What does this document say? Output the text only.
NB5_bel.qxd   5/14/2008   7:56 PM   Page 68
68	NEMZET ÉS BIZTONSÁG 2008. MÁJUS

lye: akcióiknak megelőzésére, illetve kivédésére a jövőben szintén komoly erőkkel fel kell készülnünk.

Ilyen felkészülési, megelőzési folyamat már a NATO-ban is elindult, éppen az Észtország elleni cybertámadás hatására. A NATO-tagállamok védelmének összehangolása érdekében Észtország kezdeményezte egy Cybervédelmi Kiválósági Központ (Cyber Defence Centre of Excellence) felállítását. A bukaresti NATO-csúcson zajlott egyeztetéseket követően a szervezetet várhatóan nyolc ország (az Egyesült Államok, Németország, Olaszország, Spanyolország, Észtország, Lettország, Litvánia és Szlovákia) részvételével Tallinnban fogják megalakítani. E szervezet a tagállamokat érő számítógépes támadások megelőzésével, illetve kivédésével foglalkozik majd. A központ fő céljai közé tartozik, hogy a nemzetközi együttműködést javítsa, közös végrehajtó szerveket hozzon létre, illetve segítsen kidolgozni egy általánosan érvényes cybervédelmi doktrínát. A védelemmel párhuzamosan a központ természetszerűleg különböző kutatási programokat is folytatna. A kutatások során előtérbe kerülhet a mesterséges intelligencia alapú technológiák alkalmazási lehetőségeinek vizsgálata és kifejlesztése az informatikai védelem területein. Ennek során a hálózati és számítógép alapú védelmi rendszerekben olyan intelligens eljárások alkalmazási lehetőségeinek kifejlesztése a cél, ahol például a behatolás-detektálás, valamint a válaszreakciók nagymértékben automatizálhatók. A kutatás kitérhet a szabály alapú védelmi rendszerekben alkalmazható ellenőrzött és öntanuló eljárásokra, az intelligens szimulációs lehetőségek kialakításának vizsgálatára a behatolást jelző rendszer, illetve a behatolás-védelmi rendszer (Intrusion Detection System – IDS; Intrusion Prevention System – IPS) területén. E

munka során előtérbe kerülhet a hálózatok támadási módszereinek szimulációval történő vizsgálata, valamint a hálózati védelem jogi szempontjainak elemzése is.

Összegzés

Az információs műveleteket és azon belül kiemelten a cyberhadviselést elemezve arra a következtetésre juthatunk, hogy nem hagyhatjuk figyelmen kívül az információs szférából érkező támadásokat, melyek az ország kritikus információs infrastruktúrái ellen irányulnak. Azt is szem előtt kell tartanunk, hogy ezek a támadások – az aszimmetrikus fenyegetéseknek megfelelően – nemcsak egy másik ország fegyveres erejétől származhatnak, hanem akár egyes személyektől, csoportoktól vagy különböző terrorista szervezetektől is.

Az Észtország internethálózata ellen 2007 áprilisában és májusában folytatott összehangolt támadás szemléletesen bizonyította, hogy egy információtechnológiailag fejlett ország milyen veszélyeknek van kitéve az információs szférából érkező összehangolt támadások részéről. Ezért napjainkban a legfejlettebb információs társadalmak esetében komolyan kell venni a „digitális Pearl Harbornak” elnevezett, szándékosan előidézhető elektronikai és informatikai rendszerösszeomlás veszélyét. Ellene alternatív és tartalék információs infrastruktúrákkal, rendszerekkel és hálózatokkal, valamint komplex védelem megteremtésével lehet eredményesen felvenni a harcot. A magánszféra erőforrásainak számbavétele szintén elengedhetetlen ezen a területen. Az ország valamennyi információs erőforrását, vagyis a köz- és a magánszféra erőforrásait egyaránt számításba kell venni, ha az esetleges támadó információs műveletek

• **Exercise details**:
Gather each line of the listing that holds the string "információs".

• **Answer to the task**:
Az információs műveleteket és azon belül kiemelten a cyberhadviselést elemezve arra a következtetésre juthatunk, hogy nem hagyhatjuk figyelmen kívül az információs szférából érkező támadásokat, melyek az ország kritikus információs infrastruktúrái ellen irányulnak. Azt is szem előtt kell tartanunk, hogy ezek a támadások – az aszimmetrikus fenyegetéseknek megfelelően – nemcsak egy másik ország fegyveres erejétől származhatnak, hanem akár egyes személyektől, csoportoktól vagy különböző terrorista szervezetektől is.
Az Észtország internethálózata ellen 2007 áprilisában és májusában folytatott összehangolt támadás szemléletesen bizonyította, hogy egy információtechnológiailag fejlett ország milyen veszélyeknek van kitéve az információs szférából érkező összehangolt támadások részéről. Ezért napjainkban a legfejlettebb információs társadalmak esetében komolyan kell venni a „digitális Pearl Harbornak” elnevezett, szándékosan előidézhető elektronikai és informatikai rendszerösszeomlás veszélyét. Ellene alternatív és tartalék információs infrastruktúrákkal, rendszerekkel és hálózatokkal, valamint komplex védelem megteremtésével lehet eredményesen felvenni a harcot. A magánszféra erőforrásainak számbavétele szintén elengedhetetlen ezen a területen. Az ország valamennyi információs erőforrását, vagyis a köz- és a magánszféra erőforrásait egyaránt számításba kell venni, ha az esetleges támadó információs műveletek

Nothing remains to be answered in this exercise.